**Task directions:** Of all the lines in this data, how many include "个百分点"? Respond with the number only.

(Extracted data entries)
....................
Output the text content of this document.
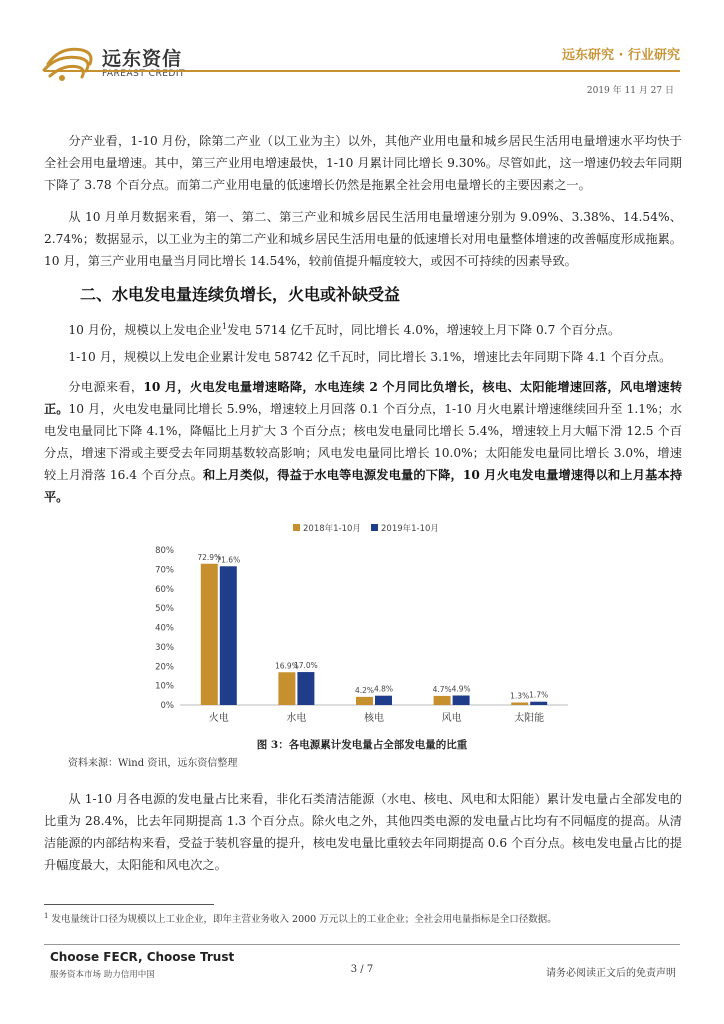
远东资信
FAREAST CREDIT
远东研究 · 行业研究
2019 年 11 月 27 日

分产业看，1-10 月份，除第二产业（以工业为主）以外，其他产业用电量和城乡居民生活用电量增速水平均快于全社会用电量增速。其中，第三产业用电增速最快，1-10 月累计同比增长 9.30%。尽管如此，这一增速仍较去年同期下降了 3.78 个百分点。而第二产业用电量的低速增长仍然是拖累全社会用电量增长的主要因素之一。

从 10 月单月数据来看，第一、第二、第三产业和城乡居民生活用电量增速分别为 9.09%、3.38%、14.54%、2.74%；数据显示，以工业为主的第二产业和城乡居民生活用电量的低速增长对用电量整体增速的改善幅度形成拖累。10 月，第三产业用电量当月同比增长 14.54%，较前值提升幅度较大，或因不可持续的因素导致。

二、水电发电量连续负增长，火电或补缺受益

10 月份，规模以上发电企业$^1$发电 5714 亿千瓦时，同比增长 4.0%，增速较上月下降 0.7 个百分点。

1-10 月，规模以上发电企业累计发电 58742 亿千瓦时，同比增长 3.1%，增速比去年同期下降 4.1 个百分点。

分电源来看，10 月，火电发电量增速略降，水电连续 2 个月同比负增长，核电、太阳能增速回落，风电增速转正。10 月，火电发电量同比增长 5.9%，增速较上月回落 0.1 个百分点，1-10 月火电累计增速继续回升至 1.1%；水电发电量同比下降 4.1%，降幅比上月扩大 3 个百分点；核电发电量同比增长 5.4%，增速较上月大幅下滑 12.5 个百分点，增速下滑或主要受去年同期基数较高影响；风电发电量同比增长 10.0%；太阳能发电量同比增长 3.0%，增速较上月滑落 16.4 个百分点。和上月类似，得益于水电等电源发电量的下降，10 月火电发电量增速得以和上月基本持平。

2018年1-10月 2019年1-10月
0%
10%
20%
30%
40%
50%
60%
70%
80%
72.9%
71.6%
火电
16.9%
17.0%
水电
4.2% 4.8%
核电
4.7% 4.9%
风电
1.3% 1.7%
太阳能
图 3：各电源累计发电量占全部发电量的比重
资料来源：Wind 资讯，远东资信整理

从 1-10 月各电源的发电量占比来看，非化石类清洁能源（水电、核电、风电和太阳能）累计发电量占全部发电的比重为 28.4%，比去年同期提高 1.3 个百分点。除火电之外，其他四类电源的发电量占比均有不同幅度的提高。从清洁能源的内部结构来看，受益于装机容量的提升，核电发电量比重较去年同期提高 0.6 个百分点。核电发电量占比的提升幅度最大，太阳能和风电次之。

$^1$ 发电量统计口径为规模以上工业企业，即年主营业务收入 2000 万元以上的工业企业；全社会用电量指标是全口径数据。
Choose FECR, Choose Trust
服务资本市场 助力信用中国	3 / 7	请务必阅读正文后的免责声明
....................
**Full answer:** 5